Instructions for the task: Reproduce the data in its entirety, exactly as supplied.
--- Start Materials provided ---
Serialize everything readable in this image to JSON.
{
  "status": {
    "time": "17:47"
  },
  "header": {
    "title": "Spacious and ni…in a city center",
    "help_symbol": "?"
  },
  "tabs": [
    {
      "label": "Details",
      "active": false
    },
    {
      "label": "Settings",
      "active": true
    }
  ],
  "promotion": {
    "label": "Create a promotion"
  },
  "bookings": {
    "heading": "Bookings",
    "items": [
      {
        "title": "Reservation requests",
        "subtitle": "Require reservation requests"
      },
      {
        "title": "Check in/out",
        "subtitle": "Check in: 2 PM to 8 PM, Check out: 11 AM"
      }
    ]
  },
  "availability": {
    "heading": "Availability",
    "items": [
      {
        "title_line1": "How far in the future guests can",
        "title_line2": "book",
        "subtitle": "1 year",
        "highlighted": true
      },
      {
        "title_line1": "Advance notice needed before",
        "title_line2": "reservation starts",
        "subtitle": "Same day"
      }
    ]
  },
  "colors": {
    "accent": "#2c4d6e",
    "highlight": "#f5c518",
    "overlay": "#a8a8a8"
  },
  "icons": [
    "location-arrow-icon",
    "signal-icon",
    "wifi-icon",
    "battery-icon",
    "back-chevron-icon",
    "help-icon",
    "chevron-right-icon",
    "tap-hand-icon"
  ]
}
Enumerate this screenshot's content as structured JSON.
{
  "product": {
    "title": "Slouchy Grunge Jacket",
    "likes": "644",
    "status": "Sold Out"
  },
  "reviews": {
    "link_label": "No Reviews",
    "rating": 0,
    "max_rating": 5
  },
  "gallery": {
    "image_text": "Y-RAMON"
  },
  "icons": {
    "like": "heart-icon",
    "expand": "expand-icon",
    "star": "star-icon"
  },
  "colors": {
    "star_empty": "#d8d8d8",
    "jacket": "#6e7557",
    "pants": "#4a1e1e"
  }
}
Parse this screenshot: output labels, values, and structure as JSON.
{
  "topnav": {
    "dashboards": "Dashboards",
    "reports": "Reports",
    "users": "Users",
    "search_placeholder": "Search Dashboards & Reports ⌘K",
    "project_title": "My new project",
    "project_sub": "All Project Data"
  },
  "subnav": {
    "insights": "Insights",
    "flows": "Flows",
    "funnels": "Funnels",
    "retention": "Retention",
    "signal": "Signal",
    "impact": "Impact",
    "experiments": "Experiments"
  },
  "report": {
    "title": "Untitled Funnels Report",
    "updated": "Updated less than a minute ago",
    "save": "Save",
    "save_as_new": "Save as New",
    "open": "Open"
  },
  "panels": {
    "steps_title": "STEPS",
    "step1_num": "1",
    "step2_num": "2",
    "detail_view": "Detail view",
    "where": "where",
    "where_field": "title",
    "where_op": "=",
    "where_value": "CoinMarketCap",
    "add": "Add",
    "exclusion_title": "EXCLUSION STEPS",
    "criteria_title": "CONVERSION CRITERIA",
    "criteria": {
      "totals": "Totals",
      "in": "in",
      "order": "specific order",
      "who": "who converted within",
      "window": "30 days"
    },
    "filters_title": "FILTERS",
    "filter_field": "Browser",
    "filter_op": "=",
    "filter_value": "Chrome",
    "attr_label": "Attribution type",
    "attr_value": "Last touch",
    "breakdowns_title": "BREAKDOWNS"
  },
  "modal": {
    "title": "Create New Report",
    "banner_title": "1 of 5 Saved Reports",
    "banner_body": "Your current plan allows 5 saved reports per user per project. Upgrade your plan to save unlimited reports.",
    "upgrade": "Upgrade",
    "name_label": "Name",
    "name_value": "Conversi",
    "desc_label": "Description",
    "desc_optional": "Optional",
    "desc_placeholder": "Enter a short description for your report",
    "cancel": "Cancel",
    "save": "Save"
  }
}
--- End Materials provided ---
Result for this task:
Serialize everything readable in this image to JSON.
{
  "status": {
    "time": "17:47"
  },
  "header": {
    "title": "Spacious and ni…in a city center",
    "help_symbol": "?"
  },
  "tabs": [
    {
      "label": "Details",
      "active": false
    },
    {
      "label": "Settings",
      "active": true
    }
  ],
  "promotion": {
    "label": "Create a promotion"
  },
  "bookings": {
    "heading": "Bookings",
    "items": [
      {
        "title": "Reservation requests",
        "subtitle": "Require reservation requests"
      },
      {
        "title": "Check in/out",
        "subtitle": "Check in: 2 PM to 8 PM, Check out: 11 AM"
      }
    ]
  },
  "availability": {
    "heading": "Availability",
    "items": [
      {
        "title_line1": "How far in the future guests can",
        "title_line2": "book",
        "subtitle": "1 year",
        "highlighted": true
      },
      {
        "title_line1": "Advance notice needed before",
        "title_line2": "reservation starts",
        "subtitle": "Same day"
      }
    ]
  },
  "colors": {
    "accent": "#2c4d6e",
    "highlight": "#f5c518",
    "overlay": "#a8a8a8"
  },
  "icons": [
    "location-arrow-icon",
    "signal-icon",
    "wifi-icon",
    "battery-icon",
    "back-chevron-icon",
    "help-icon",
    "chevron-right-icon",
    "tap-hand-icon"
  ]
}
Enumerate this screenshot's content as structured JSON.
{
  "product": {
    "title": "Slouchy Grunge Jacket",
    "likes": "644",
    "status": "Sold Out"
  },
  "reviews": {
    "link_label": "No Reviews",
    "rating": 0,
    "max_rating": 5
  },
  "gallery": {
    "image_text": "Y-RAMON"
  },
  "icons": {
    "like": "heart-icon",
    "expand": "expand-icon",
    "star": "star-icon"
  },
  "colors": {
    "star_empty": "#d8d8d8",
    "jacket": "#6e7557",
    "pants": "#4a1e1e"
  }
}
Parse this screenshot: output labels, values, and structure as JSON.
{
  "topnav": {
    "dashboards": "Dashboards",
    "reports": "Reports",
    "users": "Users",
    "search_placeholder": "Search Dashboards & Reports ⌘K",
    "project_title": "My new project",
    "project_sub": "All Project Data"
  },
  "subnav": {
    "insights": "Insights",
    "flows": "Flows",
    "funnels": "Funnels",
    "retention": "Retention",
    "signal": "Signal",
    "impact": "Impact",
    "experiments": "Experiments"
  },
  "report": {
    "title": "Untitled Funnels Report",
    "updated": "Updated less than a minute ago",
    "save": "Save",
    "save_as_new": "Save as New",
    "open": "Open"
  },
  "panels": {
    "steps_title": "STEPS",
    "step1_num": "1",
    "step2_num": "2",
    "detail_view": "Detail view",
    "where": "where",
    "where_field": "title",
    "where_op": "=",
    "where_value": "CoinMarketCap",
    "add": "Add",
    "exclusion_title": "EXCLUSION STEPS",
    "criteria_title": "CONVERSION CRITERIA",
    "criteria": {
      "totals": "Totals",
      "in": "in",
      "order": "specific order",
      "who": "who converted within",
      "window": "30 days"
    },
    "filters_title": "FILTERS",
    "filter_field": "Browser",
    "filter_op": "=",
    "filter_value": "Chrome",
    "attr_label": "Attribution type",
    "attr_value": "Last touch",
    "breakdowns_title": "BREAKDOWNS"
  },
  "modal": {
    "title": "Create New Report",
    "banner_title": "1 of 5 Saved Reports",
    "banner_body": "Your current plan allows 5 saved reports per user per project. Upgrade your plan to save unlimited reports.",
    "upgrade": "Upgrade",
    "name_label": "Name",
    "name_value": "Conversi",
    "desc_label": "Description",
    "desc_optional": "Optional",
    "desc_placeholder": "Enter a short description for your report",
    "cancel": "Cancel",
    "save": "Save"
  }
}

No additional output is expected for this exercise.